DATA FOR THIS TASK:

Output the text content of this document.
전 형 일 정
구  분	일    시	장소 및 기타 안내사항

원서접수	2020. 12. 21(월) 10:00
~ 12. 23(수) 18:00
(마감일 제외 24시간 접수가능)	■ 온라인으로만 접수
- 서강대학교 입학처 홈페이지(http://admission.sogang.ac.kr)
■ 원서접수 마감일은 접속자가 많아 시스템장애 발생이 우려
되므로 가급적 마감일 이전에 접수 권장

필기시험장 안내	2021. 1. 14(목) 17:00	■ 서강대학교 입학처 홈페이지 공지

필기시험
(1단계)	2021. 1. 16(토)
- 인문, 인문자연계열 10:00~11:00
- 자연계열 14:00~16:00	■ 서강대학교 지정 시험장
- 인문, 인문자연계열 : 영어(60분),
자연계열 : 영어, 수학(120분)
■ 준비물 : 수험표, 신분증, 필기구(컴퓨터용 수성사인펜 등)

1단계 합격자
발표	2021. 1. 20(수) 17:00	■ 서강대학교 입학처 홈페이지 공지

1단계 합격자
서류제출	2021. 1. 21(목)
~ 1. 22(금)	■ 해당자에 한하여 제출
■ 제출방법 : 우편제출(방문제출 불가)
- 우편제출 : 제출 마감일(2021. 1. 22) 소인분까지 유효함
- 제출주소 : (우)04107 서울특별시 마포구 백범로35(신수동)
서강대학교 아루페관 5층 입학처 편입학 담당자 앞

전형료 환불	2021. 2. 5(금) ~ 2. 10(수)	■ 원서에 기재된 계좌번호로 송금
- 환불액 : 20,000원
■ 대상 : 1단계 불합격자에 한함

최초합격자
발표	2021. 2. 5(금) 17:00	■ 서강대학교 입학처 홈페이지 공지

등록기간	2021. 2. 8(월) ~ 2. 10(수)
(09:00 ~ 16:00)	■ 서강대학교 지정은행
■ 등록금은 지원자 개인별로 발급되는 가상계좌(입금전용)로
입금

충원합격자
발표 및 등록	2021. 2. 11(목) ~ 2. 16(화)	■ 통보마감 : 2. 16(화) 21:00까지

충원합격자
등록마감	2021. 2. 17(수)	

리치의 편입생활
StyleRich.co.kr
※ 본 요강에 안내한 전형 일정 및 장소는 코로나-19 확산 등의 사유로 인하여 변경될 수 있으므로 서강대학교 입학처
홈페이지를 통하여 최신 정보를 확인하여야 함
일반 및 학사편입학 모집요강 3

EXERCISE PROMPT:
Transcribe the material above in its entirety. Match it exactly.

TASK ANSWER:
Output the text content of this document.
전 형 일 정
구  분	일    시	장소 및 기타 안내사항

원서접수	2020. 12. 21(월) 10:00
~ 12. 23(수) 18:00
(마감일 제외 24시간 접수가능)	■ 온라인으로만 접수
- 서강대학교 입학처 홈페이지(http://admission.sogang.ac.kr)
■ 원서접수 마감일은 접속자가 많아 시스템장애 발생이 우려
되므로 가급적 마감일 이전에 접수 권장

필기시험장 안내	2021. 1. 14(목) 17:00	■ 서강대학교 입학처 홈페이지 공지

필기시험
(1단계)	2021. 1. 16(토)
- 인문, 인문자연계열 10:00~11:00
- 자연계열 14:00~16:00	■ 서강대학교 지정 시험장
- 인문, 인문자연계열 : 영어(60분),
자연계열 : 영어, 수학(120분)
■ 준비물 : 수험표, 신분증, 필기구(컴퓨터용 수성사인펜 등)

1단계 합격자
발표	2021. 1. 20(수) 17:00	■ 서강대학교 입학처 홈페이지 공지

1단계 합격자
서류제출	2021. 1. 21(목)
~ 1. 22(금)	■ 해당자에 한하여 제출
■ 제출방법 : 우편제출(방문제출 불가)
- 우편제출 : 제출 마감일(2021. 1. 22) 소인분까지 유효함
- 제출주소 : (우)04107 서울특별시 마포구 백범로35(신수동)
서강대학교 아루페관 5층 입학처 편입학 담당자 앞

전형료 환불	2021. 2. 5(금) ~ 2. 10(수)	■ 원서에 기재된 계좌번호로 송금
- 환불액 : 20,000원
■ 대상 : 1단계 불합격자에 한함

최초합격자
발표	2021. 2. 5(금) 17:00	■ 서강대학교 입학처 홈페이지 공지

등록기간	2021. 2. 8(월) ~ 2. 10(수)
(09:00 ~ 16:00)	■ 서강대학교 지정은행
■ 등록금은 지원자 개인별로 발급되는 가상계좌(입금전용)로
입금

충원합격자
발표 및 등록	2021. 2. 11(목) ~ 2. 16(화)	■ 통보마감 : 2. 16(화) 21:00까지

충원합격자
등록마감	2021. 2. 17(수)	

리치의 편입생활
StyleRich.co.kr
※ 본 요강에 안내한 전형 일정 및 장소는 코로나-19 확산 등의 사유로 인하여 변경될 수 있으므로 서강대학교 입학처
홈페이지를 통하여 최신 정보를 확인하여야 함
일반 및 학사편입학 모집요강 3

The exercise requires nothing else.